• GIVEN PROBLEM: The entries below should be quoted exactly, with no pictures carried over.

+--

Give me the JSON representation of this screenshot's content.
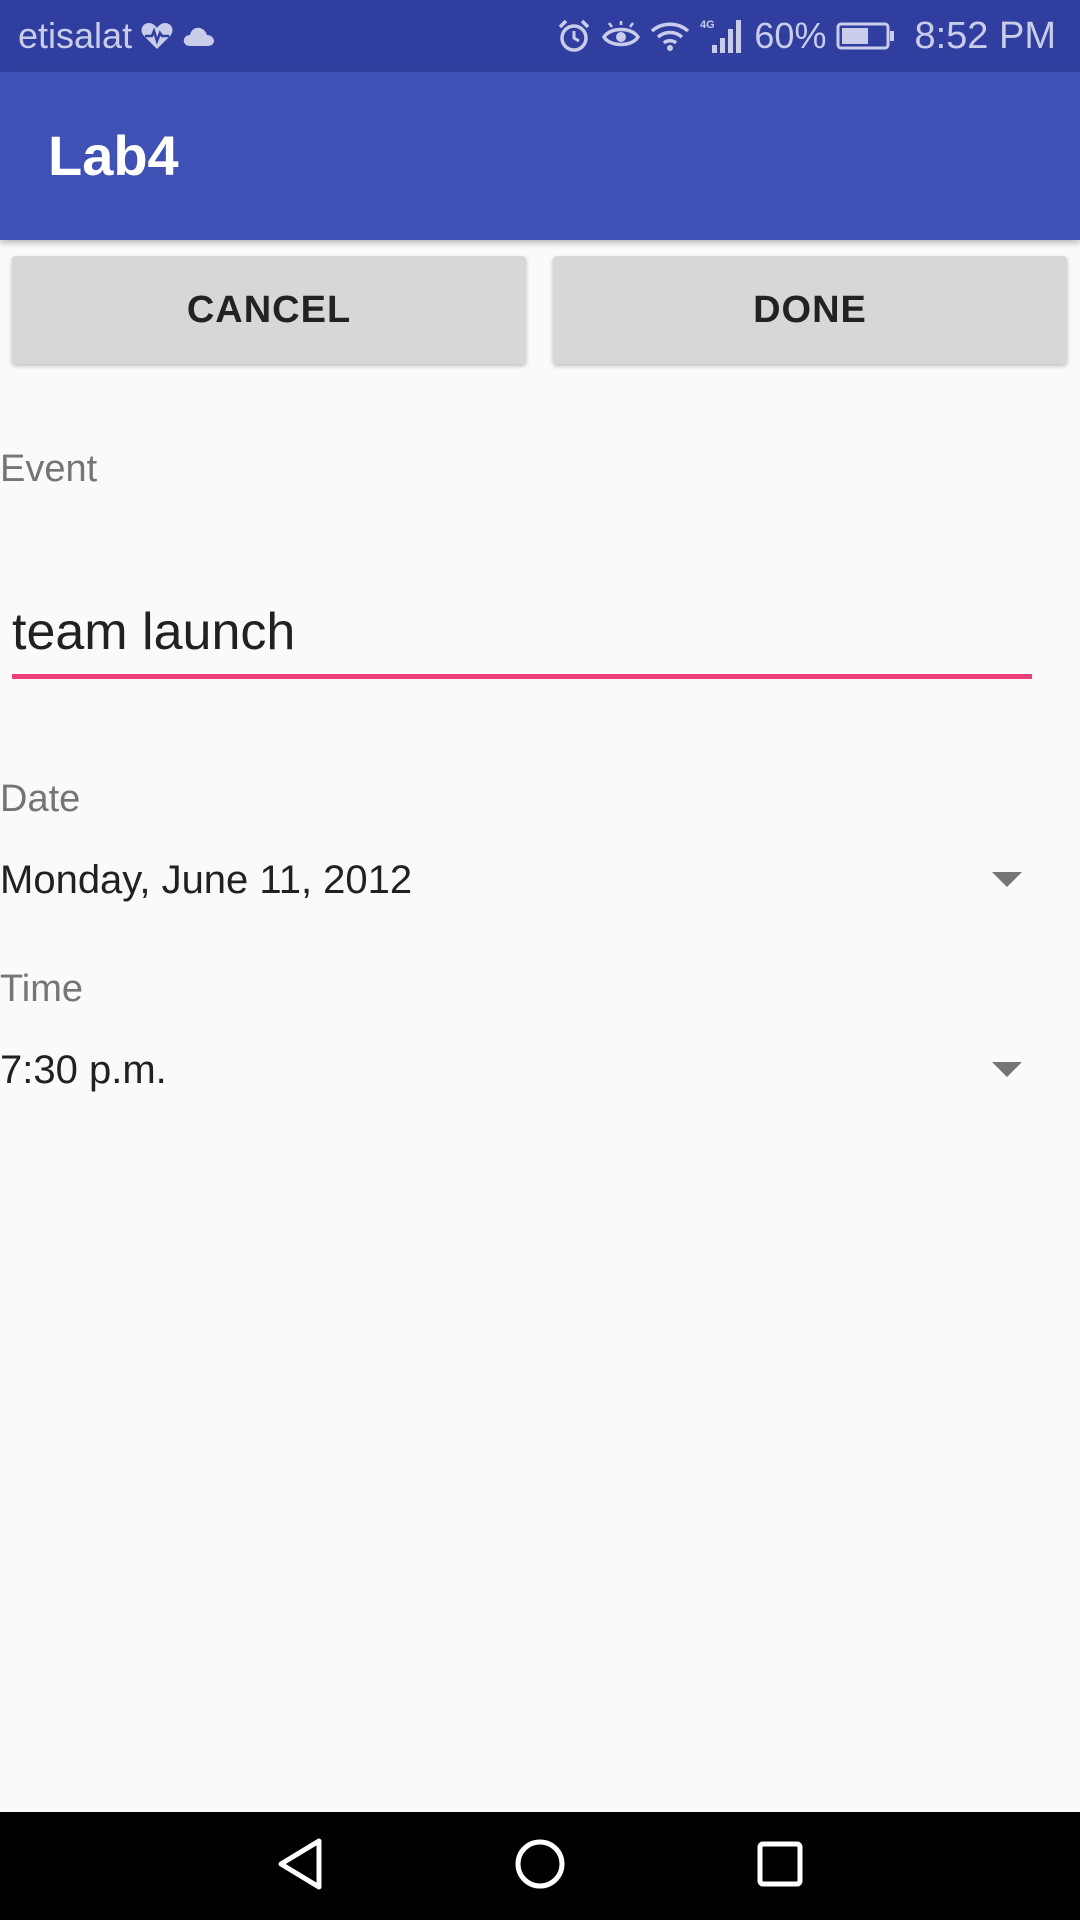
{
  "status_bar": {
    "carrier": "etisalat",
    "battery_percent": "60%",
    "time": "8:52 PM",
    "network_type": "4G",
    "icons": [
      "heart-monitor-icon",
      "cloud-icon",
      "alarm-icon",
      "eye-icon",
      "wifi-icon",
      "signal-icon",
      "battery-icon"
    ]
  },
  "action_bar": {
    "title": "Lab4"
  },
  "buttons": {
    "cancel_label": "CANCEL",
    "done_label": "DONE"
  },
  "form": {
    "event_label": "Event",
    "event_value": "team launch",
    "date_label": "Date",
    "date_value": "Monday, June 11, 2012",
    "time_label": "Time",
    "time_value": "7:30 p.m."
  },
  "colors": {
    "status_bar": "#303f9f",
    "primary": "#3f51b5",
    "accent": "#ec407a",
    "button_bg": "#d6d7d7",
    "background": "#fafafa"
  },
  "nav_bar": {
    "icons": [
      "back-icon",
      "home-icon",
      "recents-icon"
    ]
  }
}
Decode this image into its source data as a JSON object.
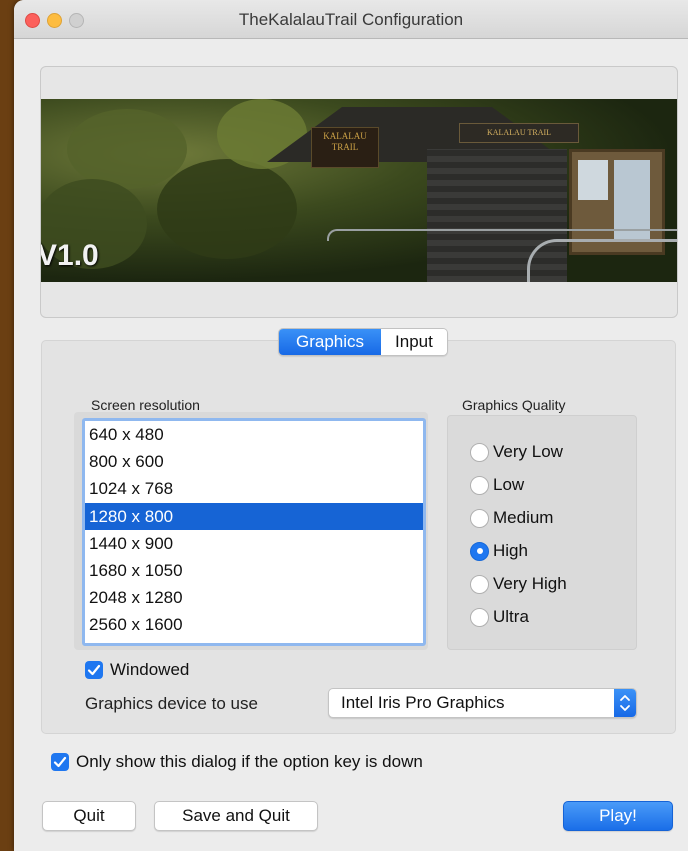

+--

• SOLVED EXERCISE:
Give me the JSON representation of this screenshot's content.
{
  "status_bar": {
    "carrier": "etisalat",
    "battery_percent": "60%",
    "time": "8:52 PM",
    "network_type": "4G",
    "icons": [
      "heart-monitor-icon",
      "cloud-icon",
      "alarm-icon",
      "eye-icon",
      "wifi-icon",
      "signal-icon",
      "battery-icon"
    ]
  },
  "action_bar": {
    "title": "Lab4"
  },
  "buttons": {
    "cancel_label": "CANCEL",
    "done_label": "DONE"
  },
  "form": {
    "event_label": "Event",
    "event_value": "team launch",
    "date_label": "Date",
    "date_value": "Monday, June 11, 2012",
    "time_label": "Time",
    "time_value": "7:30 p.m."
  },
  "colors": {
    "status_bar": "#303f9f",
    "primary": "#3f51b5",
    "accent": "#ec407a",
    "button_bg": "#d6d7d7",
    "background": "#fafafa"
  },
  "nav_bar": {
    "icons": [
      "back-icon",
      "home-icon",
      "recents-icon"
    ]
  }
}
Decode this image into its source data as a JSON object.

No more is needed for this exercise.